* **Dataset records**

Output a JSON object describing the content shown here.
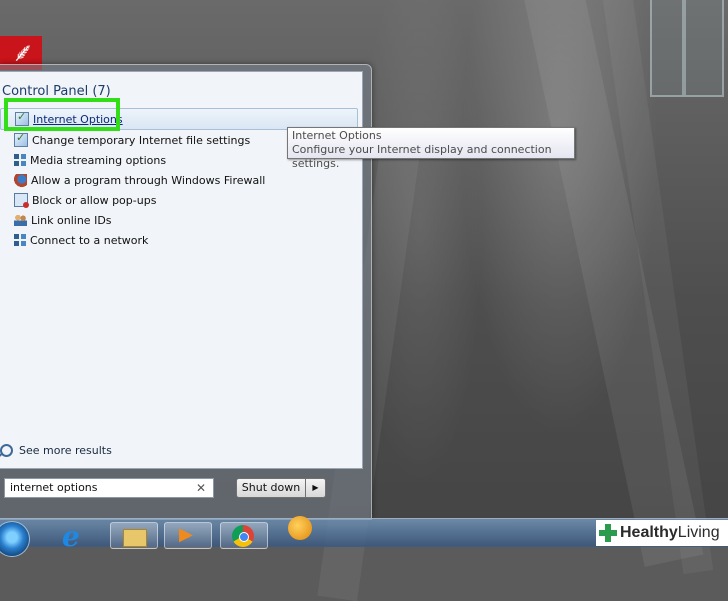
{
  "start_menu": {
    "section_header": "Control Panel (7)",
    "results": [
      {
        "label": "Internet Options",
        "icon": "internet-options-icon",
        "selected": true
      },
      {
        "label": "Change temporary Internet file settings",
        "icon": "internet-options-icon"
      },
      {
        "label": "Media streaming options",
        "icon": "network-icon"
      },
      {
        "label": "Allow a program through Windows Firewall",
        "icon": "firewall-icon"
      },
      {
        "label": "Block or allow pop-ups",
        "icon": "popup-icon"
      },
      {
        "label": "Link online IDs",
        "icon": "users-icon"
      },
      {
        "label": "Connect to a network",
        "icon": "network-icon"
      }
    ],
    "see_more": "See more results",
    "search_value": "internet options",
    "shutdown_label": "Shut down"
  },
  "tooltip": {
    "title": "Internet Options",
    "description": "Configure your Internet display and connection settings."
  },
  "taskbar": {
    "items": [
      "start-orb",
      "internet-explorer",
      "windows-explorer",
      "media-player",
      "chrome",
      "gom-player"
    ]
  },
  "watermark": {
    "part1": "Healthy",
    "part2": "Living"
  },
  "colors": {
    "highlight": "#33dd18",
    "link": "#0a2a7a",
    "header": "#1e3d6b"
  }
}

==

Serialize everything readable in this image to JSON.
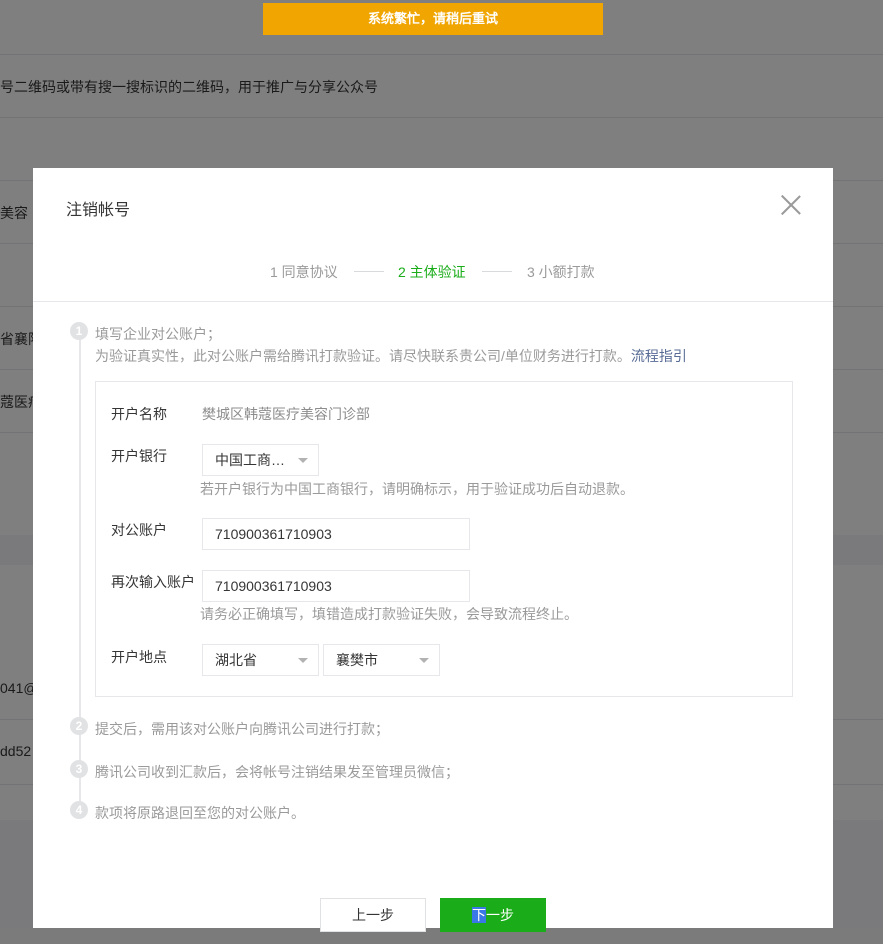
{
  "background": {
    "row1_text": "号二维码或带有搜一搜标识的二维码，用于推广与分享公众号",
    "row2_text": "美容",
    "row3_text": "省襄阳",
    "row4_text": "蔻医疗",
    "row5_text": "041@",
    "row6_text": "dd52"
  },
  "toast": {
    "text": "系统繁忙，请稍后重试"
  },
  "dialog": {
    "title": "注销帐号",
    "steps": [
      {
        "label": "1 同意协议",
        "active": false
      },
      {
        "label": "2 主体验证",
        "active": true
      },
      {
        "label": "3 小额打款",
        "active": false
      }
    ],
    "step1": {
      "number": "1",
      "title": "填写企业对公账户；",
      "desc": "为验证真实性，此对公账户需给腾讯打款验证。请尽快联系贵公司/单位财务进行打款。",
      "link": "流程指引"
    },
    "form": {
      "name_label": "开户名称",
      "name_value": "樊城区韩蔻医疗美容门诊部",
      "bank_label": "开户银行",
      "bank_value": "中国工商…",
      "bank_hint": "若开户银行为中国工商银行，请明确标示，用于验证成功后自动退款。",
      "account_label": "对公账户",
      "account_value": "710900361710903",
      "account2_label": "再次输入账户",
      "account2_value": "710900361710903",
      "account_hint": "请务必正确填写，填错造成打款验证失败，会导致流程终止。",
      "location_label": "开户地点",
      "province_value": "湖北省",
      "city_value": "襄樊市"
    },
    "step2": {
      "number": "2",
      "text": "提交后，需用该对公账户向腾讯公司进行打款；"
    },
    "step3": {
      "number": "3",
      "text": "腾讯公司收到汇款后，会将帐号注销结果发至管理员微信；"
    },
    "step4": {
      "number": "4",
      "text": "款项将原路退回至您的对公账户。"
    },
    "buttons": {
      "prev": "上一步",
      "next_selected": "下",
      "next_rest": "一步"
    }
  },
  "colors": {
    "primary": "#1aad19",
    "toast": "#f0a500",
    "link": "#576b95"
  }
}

* **Given problem**
How many of the lines above include the string "JSON"? Answer with the number only.

* **The completed task**
2